***** Records for this task

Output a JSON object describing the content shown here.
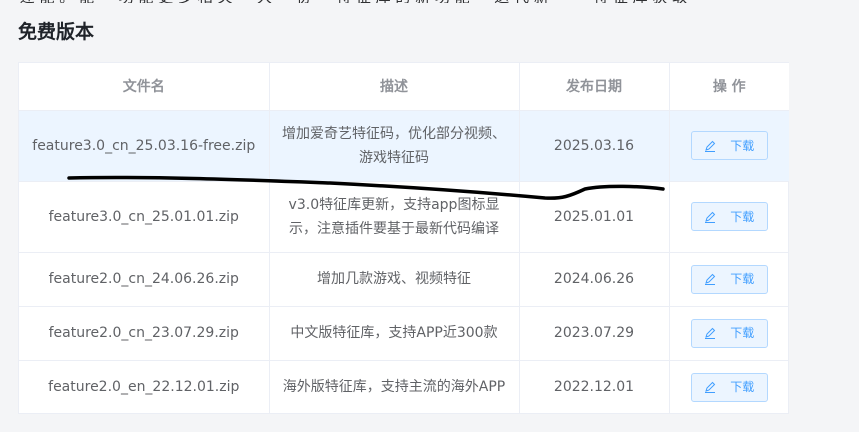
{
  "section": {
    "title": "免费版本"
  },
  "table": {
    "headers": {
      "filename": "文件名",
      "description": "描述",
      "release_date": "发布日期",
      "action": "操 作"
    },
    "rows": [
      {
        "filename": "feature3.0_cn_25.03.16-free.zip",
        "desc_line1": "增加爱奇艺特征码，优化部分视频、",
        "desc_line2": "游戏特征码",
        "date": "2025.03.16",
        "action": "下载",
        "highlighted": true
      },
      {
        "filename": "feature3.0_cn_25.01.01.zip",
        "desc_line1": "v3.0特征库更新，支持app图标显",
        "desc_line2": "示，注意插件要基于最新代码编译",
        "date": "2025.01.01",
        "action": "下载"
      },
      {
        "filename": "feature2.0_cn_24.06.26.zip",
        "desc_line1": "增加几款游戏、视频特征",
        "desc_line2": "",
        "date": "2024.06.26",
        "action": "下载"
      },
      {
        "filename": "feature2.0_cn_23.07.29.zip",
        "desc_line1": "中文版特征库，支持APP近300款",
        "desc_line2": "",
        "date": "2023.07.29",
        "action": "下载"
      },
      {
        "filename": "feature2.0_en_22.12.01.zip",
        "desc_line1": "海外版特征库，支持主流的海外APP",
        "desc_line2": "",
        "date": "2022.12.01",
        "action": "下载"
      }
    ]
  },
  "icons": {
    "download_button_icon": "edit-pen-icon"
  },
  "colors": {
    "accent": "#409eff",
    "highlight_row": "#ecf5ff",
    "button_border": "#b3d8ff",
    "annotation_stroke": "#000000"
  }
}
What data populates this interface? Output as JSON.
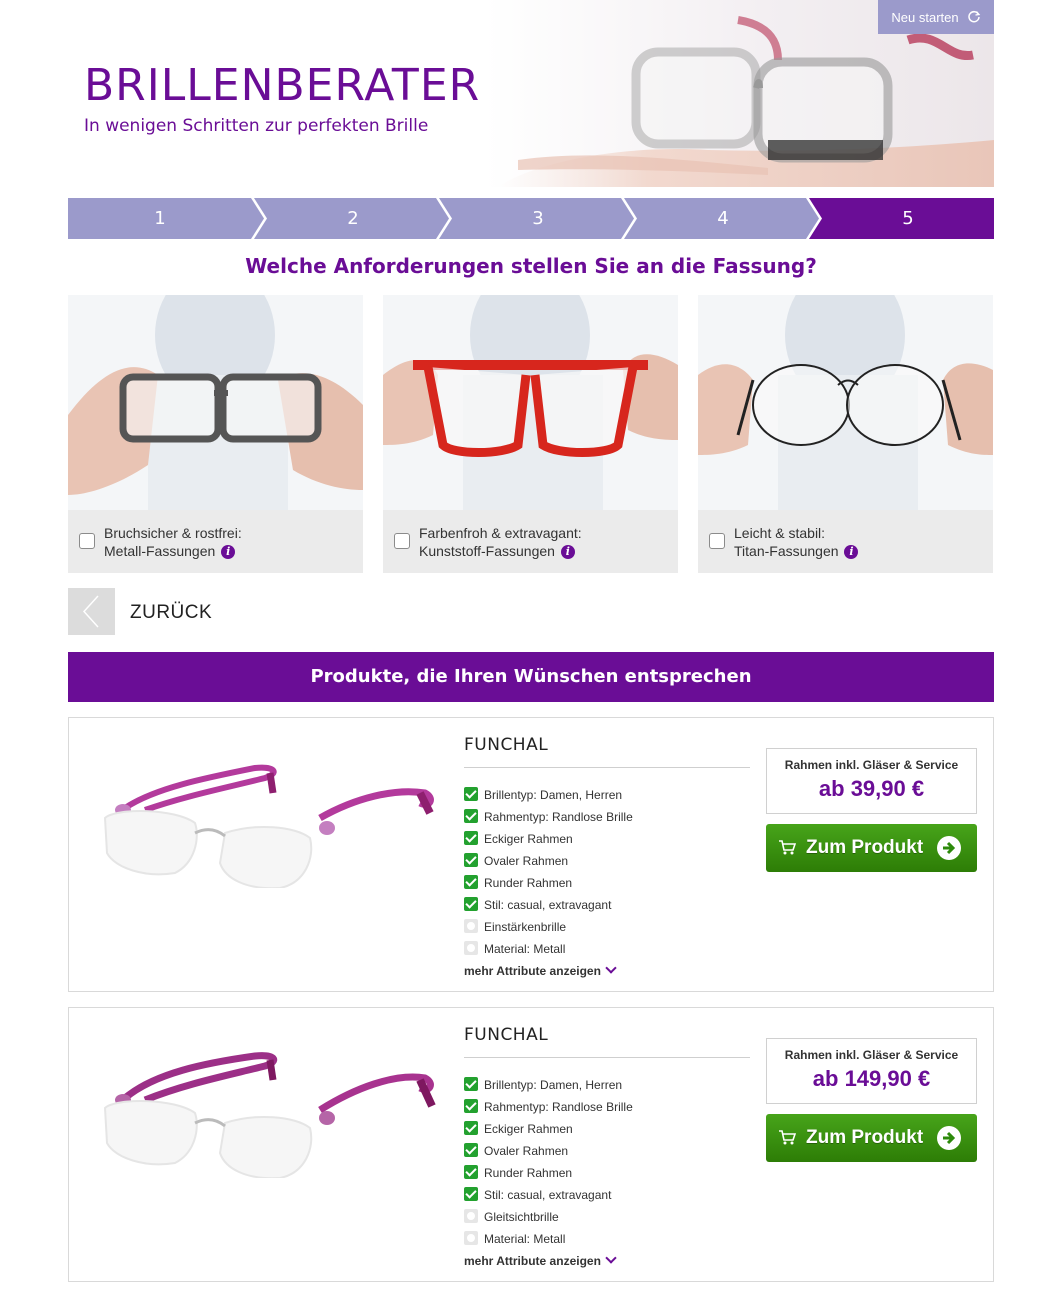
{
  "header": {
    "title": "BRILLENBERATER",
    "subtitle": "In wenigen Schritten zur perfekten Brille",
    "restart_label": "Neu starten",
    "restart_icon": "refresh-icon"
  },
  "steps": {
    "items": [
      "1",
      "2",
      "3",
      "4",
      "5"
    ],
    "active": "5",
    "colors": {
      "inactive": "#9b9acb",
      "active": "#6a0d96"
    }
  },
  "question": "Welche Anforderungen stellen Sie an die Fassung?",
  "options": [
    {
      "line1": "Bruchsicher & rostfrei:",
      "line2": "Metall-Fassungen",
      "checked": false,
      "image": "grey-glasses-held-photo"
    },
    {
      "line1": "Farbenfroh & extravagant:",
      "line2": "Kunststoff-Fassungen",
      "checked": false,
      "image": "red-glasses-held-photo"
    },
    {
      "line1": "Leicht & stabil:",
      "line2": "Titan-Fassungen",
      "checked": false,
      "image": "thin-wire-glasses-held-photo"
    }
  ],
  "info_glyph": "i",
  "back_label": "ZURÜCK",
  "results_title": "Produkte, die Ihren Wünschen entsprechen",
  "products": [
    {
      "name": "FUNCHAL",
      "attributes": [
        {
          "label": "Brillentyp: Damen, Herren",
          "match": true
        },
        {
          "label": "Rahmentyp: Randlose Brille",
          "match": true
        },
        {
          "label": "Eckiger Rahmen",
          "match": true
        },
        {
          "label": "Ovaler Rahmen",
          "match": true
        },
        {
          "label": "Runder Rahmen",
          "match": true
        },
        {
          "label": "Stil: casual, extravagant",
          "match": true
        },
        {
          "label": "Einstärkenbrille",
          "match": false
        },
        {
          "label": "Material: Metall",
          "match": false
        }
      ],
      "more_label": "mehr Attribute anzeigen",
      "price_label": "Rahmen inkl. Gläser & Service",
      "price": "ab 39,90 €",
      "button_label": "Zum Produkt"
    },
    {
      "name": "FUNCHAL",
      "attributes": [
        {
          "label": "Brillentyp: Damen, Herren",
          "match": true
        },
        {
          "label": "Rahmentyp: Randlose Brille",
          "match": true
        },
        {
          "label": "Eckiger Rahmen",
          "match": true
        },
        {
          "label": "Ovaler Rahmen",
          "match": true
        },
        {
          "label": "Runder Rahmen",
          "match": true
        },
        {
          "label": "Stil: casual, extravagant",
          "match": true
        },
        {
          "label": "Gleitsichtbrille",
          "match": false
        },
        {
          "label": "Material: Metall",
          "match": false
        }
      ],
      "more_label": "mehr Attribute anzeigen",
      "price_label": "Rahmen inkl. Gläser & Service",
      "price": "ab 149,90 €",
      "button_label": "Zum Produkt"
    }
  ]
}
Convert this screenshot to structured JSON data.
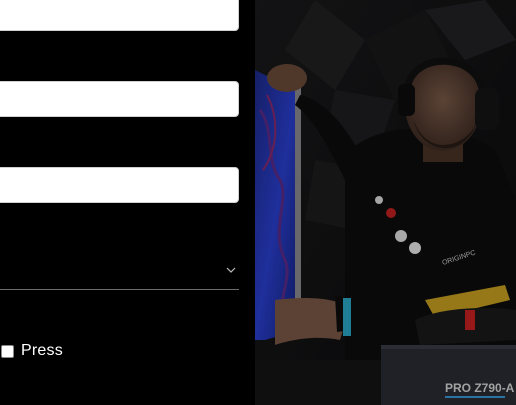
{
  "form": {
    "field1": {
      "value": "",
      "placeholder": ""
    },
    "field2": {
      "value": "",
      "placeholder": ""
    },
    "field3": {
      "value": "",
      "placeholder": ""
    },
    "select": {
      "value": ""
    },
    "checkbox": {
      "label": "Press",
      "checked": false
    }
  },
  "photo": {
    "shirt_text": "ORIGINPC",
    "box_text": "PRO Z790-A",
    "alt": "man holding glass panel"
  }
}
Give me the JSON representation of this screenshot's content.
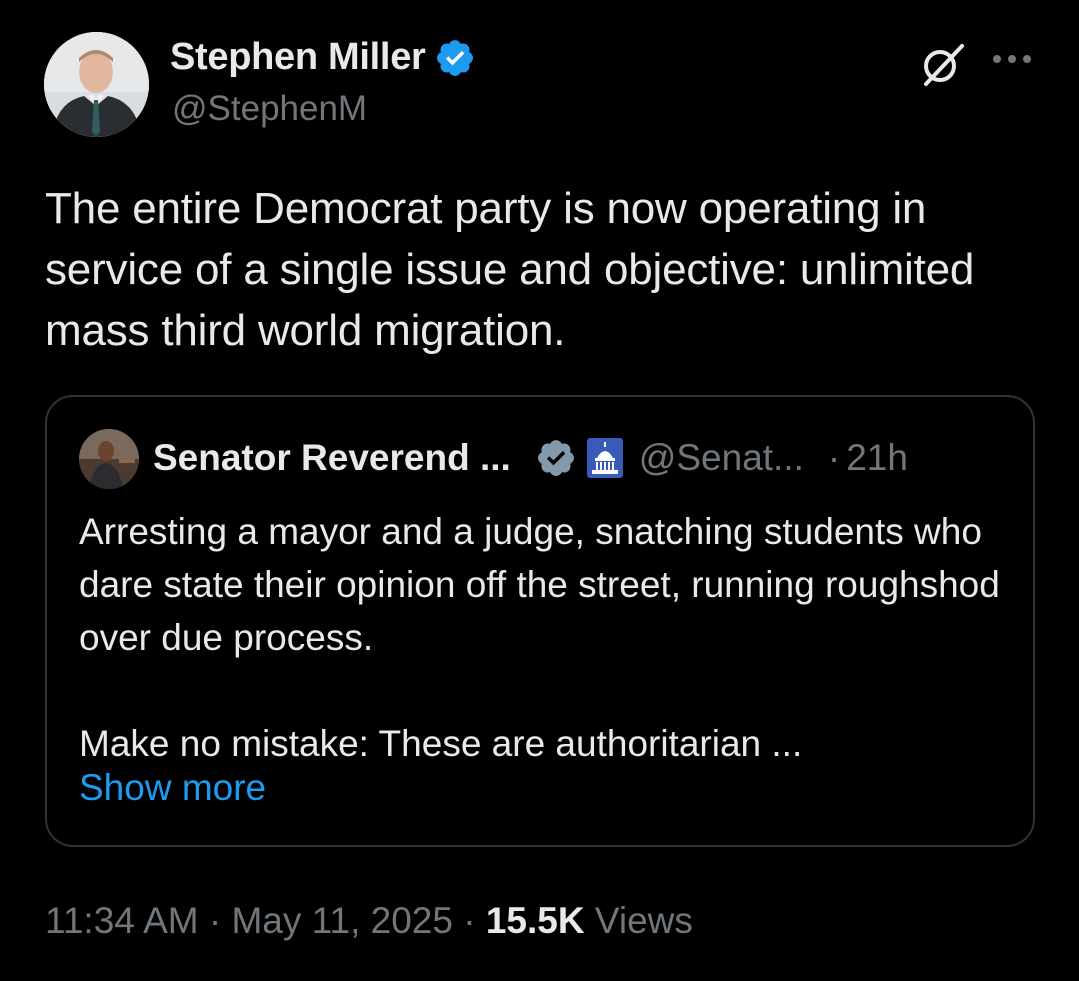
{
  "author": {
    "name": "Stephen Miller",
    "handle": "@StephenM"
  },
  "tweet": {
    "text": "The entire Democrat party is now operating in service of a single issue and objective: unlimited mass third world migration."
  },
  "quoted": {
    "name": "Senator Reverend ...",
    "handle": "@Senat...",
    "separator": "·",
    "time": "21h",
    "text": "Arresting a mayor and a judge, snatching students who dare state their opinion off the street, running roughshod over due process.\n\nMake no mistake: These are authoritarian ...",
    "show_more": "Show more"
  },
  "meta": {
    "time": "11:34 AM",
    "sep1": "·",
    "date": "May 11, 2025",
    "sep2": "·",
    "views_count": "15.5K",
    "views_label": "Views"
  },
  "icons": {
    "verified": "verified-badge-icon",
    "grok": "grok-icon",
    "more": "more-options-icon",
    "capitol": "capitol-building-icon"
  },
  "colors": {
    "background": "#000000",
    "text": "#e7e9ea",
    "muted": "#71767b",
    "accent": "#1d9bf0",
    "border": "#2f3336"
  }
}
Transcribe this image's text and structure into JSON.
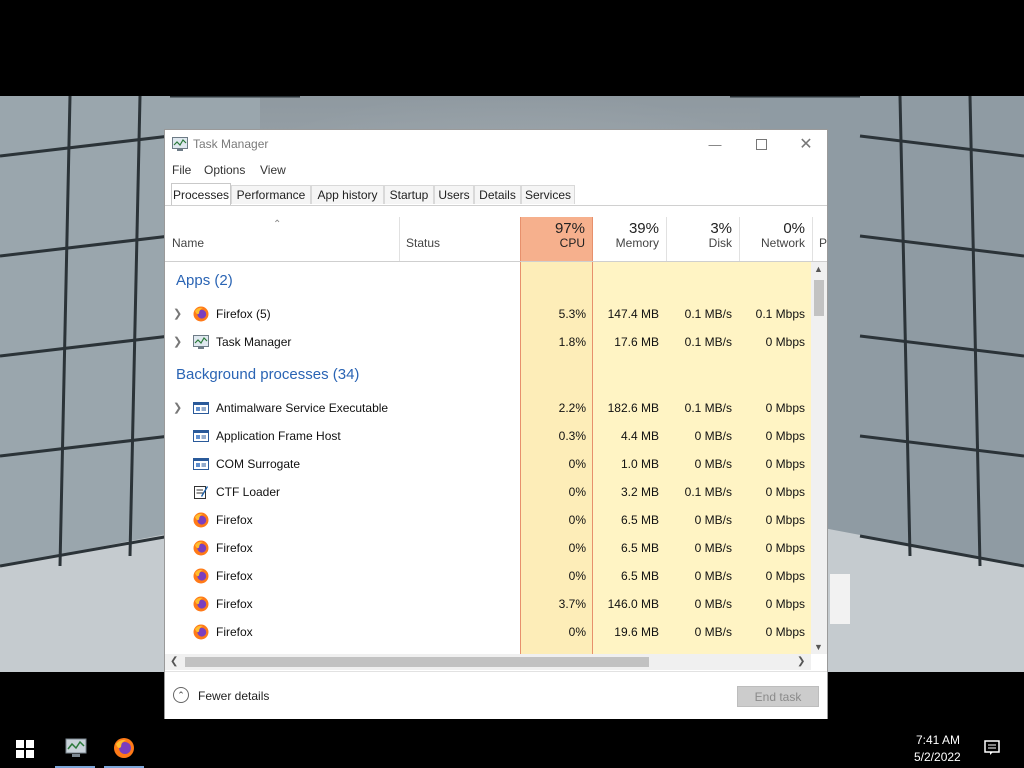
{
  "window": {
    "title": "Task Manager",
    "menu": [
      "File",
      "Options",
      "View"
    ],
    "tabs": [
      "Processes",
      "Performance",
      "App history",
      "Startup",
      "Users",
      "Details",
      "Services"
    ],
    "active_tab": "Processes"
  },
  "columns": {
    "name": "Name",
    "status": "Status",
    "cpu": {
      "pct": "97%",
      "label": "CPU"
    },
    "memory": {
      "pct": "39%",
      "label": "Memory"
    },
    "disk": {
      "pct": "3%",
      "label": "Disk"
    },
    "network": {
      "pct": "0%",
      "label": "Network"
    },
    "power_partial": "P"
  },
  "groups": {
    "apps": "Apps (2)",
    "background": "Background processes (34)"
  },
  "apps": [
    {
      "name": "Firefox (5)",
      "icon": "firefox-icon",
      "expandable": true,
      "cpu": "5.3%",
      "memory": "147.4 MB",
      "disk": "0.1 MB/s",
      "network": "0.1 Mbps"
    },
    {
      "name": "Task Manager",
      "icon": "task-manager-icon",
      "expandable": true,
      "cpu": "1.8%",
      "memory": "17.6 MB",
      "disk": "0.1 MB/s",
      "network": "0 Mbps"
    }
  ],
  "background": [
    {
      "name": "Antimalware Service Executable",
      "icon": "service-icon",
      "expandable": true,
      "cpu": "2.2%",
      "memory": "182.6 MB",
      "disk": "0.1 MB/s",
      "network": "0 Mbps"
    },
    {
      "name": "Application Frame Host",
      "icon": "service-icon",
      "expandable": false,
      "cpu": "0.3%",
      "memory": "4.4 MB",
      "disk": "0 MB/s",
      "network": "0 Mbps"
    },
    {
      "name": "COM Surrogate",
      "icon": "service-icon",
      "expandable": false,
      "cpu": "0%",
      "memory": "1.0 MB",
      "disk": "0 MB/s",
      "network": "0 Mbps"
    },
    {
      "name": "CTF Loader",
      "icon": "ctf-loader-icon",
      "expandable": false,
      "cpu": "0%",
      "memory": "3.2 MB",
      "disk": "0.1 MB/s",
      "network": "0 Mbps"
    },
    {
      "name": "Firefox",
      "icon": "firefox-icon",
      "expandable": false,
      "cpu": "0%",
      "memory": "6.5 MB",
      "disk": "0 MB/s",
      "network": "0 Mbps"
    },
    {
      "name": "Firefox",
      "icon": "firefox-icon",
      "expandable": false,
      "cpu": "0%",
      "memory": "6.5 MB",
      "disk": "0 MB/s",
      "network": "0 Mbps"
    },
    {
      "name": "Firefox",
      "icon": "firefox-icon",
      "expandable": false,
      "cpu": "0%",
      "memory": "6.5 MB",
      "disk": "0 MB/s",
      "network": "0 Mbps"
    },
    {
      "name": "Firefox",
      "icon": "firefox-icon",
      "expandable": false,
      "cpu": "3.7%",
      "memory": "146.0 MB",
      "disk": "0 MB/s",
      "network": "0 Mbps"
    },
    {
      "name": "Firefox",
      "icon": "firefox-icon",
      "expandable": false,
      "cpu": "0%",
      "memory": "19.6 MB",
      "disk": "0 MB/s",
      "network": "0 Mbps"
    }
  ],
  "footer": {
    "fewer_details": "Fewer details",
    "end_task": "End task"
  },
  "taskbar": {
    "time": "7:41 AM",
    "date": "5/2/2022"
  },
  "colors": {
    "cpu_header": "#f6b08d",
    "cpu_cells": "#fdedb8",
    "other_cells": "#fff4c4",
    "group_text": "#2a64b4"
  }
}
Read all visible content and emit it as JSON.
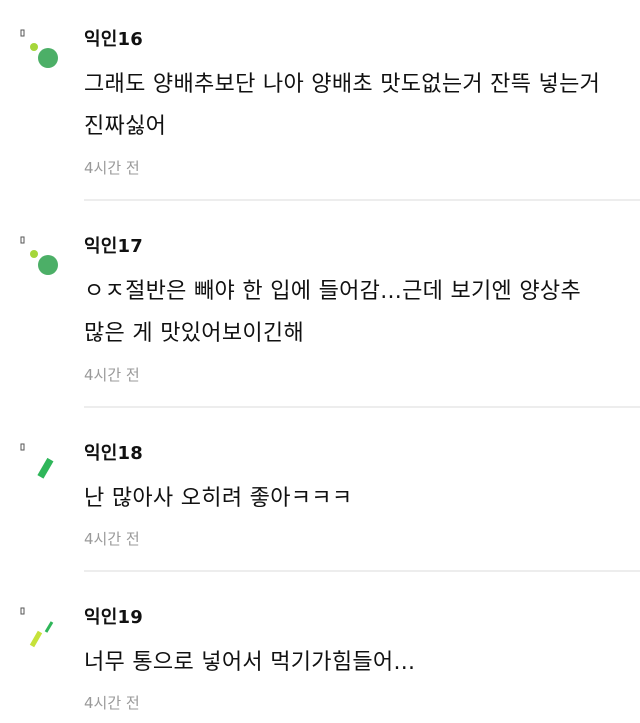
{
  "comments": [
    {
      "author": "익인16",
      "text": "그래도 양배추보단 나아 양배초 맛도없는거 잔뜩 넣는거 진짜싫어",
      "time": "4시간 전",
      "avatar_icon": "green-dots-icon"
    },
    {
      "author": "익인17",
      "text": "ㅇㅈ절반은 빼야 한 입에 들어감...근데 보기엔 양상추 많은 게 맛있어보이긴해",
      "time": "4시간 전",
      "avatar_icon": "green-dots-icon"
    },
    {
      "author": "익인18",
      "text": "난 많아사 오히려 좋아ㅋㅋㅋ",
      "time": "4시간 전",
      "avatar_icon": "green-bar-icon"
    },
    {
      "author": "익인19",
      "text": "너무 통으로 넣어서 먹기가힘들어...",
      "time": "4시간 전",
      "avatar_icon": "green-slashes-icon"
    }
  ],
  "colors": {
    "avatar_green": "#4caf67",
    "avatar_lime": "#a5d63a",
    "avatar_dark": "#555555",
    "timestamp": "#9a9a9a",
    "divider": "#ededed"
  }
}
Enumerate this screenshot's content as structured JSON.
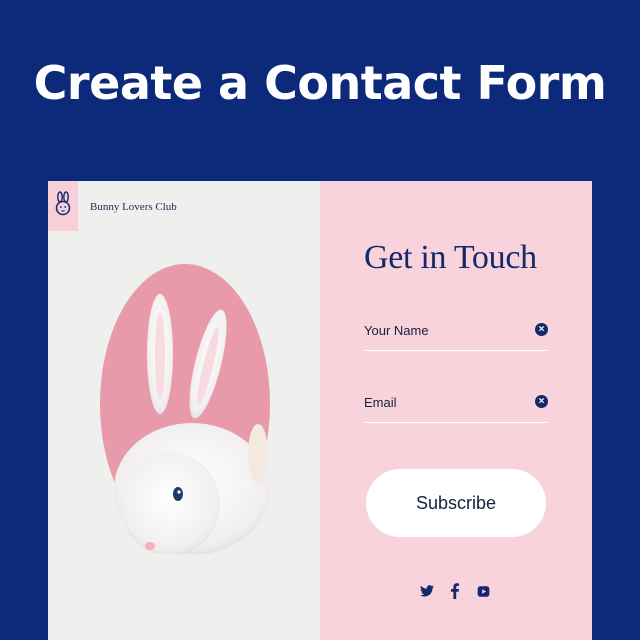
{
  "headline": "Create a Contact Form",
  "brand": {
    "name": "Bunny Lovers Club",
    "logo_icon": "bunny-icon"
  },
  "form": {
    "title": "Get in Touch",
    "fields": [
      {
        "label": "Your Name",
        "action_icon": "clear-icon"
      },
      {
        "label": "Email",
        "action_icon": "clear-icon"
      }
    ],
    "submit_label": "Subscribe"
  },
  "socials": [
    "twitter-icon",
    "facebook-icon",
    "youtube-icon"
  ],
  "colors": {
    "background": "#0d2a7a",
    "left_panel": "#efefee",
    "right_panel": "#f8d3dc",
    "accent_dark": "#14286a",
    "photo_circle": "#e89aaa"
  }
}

**********

Only lines that contain the word "image" are wanted; copy each of them.

> [Answer to the problem]:
      "image": "grey-glasses-held-photo"
      "image": "red-glasses-held-photo"
      "image": "thin-wire-glasses-held-photo"
Transcribe this image's text and structure into JSON.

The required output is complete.